Chart and figure data
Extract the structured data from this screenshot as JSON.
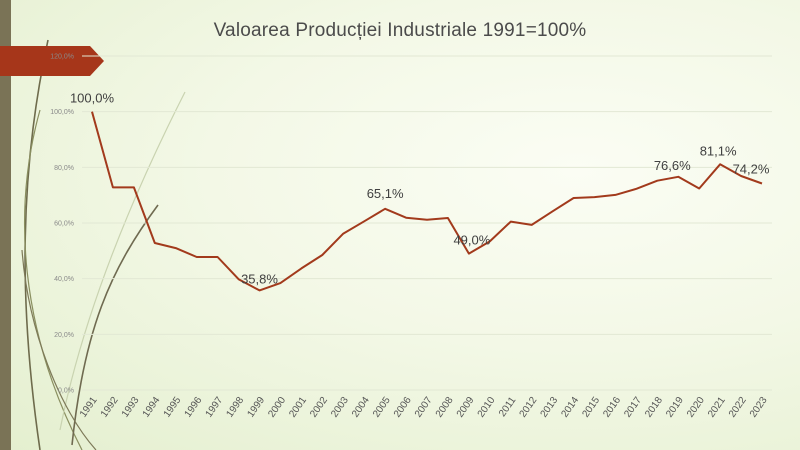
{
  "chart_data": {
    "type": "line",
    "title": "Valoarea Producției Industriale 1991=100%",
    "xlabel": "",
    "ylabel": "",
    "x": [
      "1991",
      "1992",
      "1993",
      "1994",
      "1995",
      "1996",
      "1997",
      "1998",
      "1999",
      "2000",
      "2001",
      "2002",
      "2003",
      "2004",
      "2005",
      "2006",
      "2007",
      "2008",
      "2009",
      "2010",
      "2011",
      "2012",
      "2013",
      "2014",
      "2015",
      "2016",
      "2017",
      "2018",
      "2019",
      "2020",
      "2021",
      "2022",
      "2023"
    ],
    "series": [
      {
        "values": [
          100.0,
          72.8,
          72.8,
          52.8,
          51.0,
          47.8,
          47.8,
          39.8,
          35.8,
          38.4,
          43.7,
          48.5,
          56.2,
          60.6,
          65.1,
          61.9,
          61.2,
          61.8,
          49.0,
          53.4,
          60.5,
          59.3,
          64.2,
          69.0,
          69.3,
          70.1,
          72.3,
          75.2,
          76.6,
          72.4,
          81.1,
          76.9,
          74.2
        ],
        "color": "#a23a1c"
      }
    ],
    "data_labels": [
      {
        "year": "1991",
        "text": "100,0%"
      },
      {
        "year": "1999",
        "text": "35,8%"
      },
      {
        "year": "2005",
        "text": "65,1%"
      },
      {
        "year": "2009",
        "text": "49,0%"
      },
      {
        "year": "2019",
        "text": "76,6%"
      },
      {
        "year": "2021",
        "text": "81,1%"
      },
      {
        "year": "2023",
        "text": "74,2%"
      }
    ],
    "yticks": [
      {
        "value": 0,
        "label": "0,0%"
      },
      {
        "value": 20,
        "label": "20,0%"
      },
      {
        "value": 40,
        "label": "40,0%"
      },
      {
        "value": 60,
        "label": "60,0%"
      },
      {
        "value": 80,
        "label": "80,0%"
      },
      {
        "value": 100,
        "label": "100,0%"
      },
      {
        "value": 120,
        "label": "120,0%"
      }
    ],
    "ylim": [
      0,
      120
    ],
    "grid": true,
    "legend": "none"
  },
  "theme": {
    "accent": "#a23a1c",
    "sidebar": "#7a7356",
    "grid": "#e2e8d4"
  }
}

* * *

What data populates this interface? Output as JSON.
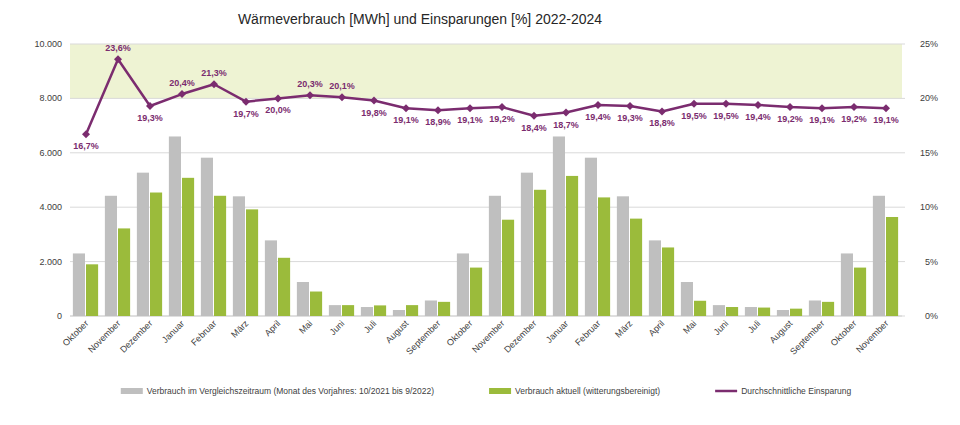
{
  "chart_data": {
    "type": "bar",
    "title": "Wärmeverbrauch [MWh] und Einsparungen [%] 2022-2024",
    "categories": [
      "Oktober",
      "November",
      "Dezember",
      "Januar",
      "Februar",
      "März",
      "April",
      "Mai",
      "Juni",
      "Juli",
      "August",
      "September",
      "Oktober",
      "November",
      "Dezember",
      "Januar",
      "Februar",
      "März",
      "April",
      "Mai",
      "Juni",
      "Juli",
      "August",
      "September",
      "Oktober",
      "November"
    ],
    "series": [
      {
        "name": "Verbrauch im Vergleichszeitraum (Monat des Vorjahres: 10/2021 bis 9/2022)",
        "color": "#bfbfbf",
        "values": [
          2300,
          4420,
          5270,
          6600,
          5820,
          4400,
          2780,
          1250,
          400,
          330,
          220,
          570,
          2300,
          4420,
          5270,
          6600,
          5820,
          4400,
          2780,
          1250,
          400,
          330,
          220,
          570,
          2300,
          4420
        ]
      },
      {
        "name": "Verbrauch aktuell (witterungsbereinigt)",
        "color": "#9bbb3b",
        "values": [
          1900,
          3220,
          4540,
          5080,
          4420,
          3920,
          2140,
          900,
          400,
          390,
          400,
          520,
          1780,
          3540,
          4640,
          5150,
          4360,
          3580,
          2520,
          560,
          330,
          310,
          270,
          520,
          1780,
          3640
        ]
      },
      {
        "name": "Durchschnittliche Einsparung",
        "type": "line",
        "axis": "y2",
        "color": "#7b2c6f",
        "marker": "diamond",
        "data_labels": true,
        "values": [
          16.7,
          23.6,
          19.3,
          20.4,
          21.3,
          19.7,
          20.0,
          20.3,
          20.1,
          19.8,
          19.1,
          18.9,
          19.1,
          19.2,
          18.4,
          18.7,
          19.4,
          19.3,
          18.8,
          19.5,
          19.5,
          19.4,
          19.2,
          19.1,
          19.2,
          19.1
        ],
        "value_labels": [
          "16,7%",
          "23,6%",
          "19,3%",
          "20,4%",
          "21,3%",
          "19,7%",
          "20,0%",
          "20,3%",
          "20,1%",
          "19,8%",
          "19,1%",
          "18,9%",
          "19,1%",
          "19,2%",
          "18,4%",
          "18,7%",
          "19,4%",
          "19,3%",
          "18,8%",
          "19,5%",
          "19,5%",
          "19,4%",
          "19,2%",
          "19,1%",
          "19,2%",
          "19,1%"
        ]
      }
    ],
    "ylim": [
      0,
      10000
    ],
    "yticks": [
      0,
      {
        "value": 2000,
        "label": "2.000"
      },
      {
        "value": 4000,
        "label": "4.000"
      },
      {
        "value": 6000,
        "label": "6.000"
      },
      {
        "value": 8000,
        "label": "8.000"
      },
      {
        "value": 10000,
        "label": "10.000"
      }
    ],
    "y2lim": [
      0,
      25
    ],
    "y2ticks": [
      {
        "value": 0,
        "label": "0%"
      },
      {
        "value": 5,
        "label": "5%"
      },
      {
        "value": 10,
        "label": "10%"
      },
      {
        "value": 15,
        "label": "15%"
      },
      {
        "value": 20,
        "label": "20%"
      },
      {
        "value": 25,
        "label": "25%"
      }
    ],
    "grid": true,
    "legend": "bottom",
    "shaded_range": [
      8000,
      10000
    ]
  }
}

TASK TO COMPLETE ▸ Extract from the data every line where "JSON" shows up.

EXERCISE RESULT ▸
Extract the structured data from this screenshot as JSON.
What data populates this interface? Output as JSON.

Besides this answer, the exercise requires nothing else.